- _Dataset_:
============================================================

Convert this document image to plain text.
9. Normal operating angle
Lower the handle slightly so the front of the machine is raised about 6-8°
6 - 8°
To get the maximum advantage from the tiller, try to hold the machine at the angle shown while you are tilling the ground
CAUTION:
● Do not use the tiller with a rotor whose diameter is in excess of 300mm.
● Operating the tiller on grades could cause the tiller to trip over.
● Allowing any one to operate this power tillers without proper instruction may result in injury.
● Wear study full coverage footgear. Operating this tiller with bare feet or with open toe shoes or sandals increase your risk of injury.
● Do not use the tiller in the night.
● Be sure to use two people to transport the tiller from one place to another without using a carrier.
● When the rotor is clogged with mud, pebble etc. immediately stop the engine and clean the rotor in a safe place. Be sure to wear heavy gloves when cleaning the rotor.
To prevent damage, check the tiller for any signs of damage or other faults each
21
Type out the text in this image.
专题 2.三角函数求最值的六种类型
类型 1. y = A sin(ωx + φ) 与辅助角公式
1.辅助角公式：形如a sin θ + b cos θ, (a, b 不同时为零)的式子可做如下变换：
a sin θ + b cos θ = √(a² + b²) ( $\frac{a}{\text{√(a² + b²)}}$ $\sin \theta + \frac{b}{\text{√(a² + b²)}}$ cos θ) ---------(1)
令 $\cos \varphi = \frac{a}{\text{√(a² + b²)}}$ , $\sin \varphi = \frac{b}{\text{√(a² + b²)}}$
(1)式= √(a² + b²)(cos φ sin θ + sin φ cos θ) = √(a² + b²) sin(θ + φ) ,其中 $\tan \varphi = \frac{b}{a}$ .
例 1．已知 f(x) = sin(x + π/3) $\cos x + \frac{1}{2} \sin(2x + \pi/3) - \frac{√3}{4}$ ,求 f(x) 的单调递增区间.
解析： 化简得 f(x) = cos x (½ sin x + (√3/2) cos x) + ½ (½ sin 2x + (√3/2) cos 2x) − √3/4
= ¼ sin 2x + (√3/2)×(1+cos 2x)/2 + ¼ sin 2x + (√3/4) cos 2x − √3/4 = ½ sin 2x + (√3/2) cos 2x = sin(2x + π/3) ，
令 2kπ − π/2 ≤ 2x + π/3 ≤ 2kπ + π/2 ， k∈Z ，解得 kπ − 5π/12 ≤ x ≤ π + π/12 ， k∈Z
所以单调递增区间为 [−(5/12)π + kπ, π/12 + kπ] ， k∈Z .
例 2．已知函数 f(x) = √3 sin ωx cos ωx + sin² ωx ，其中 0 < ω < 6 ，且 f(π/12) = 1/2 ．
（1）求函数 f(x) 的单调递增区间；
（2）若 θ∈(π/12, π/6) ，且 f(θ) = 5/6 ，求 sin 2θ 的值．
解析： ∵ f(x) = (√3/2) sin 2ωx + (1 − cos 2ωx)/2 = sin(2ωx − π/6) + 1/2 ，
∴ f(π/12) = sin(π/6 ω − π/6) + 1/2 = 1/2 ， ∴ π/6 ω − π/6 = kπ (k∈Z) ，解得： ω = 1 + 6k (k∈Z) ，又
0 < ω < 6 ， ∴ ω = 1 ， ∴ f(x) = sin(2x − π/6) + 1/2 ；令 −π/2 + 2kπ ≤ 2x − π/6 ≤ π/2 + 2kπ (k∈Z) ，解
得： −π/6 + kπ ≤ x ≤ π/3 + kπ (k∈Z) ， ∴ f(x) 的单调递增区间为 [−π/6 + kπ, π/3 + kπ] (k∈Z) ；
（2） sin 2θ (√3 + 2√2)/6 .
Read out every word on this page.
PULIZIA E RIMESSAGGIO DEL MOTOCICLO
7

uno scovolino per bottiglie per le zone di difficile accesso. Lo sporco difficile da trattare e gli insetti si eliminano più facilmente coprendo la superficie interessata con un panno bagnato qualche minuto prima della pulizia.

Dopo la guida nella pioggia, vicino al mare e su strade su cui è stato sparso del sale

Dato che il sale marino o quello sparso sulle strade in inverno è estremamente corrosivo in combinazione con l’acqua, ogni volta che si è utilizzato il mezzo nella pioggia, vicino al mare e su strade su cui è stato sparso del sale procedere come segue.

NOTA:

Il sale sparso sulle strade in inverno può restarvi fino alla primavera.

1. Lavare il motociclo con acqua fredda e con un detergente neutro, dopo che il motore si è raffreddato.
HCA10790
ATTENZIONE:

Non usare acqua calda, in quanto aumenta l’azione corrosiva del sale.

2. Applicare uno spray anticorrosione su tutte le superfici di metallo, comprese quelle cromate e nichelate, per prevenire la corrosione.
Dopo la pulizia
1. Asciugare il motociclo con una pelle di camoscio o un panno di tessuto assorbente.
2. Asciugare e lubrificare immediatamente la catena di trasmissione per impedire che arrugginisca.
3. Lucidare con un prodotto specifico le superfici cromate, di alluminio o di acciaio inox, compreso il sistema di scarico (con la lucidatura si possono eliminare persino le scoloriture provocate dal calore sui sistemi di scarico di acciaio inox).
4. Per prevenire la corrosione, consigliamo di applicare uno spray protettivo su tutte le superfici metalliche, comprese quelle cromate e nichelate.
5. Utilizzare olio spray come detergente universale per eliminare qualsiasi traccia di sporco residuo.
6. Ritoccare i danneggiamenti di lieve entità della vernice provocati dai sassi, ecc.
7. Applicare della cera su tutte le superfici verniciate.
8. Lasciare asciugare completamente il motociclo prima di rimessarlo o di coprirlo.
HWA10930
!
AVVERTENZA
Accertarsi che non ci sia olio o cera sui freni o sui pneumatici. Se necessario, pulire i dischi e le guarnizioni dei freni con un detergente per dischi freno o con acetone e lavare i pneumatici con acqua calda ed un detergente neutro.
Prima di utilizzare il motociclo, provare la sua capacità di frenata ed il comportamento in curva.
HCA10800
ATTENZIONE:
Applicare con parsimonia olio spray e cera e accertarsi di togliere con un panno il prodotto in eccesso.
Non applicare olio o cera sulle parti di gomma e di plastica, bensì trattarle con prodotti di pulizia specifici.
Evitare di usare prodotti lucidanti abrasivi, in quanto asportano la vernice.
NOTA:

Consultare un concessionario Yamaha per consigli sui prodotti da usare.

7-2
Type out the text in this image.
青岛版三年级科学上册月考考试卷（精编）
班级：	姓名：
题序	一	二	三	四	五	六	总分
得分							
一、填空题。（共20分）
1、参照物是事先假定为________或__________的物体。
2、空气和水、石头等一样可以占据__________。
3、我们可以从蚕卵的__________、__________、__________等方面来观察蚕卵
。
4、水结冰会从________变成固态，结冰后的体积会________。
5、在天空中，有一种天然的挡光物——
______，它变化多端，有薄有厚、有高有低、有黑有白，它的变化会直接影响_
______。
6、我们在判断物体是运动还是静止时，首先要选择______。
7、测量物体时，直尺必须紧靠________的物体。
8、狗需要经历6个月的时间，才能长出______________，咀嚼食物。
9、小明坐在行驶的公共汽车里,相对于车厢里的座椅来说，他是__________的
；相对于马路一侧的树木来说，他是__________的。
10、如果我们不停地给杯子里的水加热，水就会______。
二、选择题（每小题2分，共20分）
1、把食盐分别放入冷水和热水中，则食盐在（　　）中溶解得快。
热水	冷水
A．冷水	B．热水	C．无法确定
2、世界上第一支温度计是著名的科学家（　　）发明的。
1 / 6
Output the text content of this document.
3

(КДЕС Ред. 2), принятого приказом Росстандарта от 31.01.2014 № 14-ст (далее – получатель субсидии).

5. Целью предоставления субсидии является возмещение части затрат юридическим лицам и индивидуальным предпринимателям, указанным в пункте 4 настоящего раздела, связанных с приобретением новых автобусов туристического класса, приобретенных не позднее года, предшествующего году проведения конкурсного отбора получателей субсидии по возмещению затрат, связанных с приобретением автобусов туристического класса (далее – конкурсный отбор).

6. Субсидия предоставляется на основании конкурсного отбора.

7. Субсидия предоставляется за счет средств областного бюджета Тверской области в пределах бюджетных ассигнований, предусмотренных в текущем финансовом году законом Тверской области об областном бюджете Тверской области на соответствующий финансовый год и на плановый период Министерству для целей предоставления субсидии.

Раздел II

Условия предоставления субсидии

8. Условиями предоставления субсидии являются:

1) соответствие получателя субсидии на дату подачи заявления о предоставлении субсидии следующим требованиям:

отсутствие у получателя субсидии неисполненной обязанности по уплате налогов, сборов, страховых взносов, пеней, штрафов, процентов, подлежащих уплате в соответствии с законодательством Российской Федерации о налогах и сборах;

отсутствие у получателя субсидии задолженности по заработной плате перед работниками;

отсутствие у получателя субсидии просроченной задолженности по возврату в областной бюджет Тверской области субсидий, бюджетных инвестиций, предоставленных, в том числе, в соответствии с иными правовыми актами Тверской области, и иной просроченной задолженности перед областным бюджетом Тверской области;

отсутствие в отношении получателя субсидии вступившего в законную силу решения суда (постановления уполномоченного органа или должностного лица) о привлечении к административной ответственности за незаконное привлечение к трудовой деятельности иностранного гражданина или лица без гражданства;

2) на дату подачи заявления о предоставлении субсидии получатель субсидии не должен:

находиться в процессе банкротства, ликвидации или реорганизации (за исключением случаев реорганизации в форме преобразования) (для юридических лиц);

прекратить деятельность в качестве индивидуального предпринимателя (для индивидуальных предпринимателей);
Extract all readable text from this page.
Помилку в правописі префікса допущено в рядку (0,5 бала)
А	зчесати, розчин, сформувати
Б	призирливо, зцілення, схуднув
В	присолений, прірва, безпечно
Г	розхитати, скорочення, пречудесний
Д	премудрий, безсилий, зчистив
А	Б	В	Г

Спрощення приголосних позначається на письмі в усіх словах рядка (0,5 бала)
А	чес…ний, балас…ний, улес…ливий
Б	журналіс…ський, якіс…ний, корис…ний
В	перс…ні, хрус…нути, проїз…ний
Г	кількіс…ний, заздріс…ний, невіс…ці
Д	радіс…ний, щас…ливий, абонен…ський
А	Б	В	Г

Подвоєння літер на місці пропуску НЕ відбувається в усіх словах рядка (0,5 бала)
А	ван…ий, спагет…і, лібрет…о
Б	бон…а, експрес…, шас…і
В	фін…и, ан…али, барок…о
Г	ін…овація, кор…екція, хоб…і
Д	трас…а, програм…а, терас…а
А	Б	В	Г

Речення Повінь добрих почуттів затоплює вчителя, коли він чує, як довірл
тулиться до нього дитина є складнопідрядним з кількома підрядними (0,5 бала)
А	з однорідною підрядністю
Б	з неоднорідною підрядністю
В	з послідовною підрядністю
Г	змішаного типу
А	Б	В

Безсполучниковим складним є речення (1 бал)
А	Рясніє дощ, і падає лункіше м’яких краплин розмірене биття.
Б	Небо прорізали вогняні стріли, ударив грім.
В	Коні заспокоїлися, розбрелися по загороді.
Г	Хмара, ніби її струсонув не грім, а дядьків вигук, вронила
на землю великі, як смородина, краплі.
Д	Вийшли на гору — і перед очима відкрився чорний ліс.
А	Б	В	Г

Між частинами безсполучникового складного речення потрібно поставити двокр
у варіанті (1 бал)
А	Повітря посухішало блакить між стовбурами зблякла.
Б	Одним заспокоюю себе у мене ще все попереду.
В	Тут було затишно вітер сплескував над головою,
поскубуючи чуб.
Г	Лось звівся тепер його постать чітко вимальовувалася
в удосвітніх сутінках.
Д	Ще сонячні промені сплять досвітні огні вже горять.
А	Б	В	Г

============================================================

- _Task_:
Supply the count of lines in the entries that contain the word "prevenire", and nothing besides.

- _The result_:
2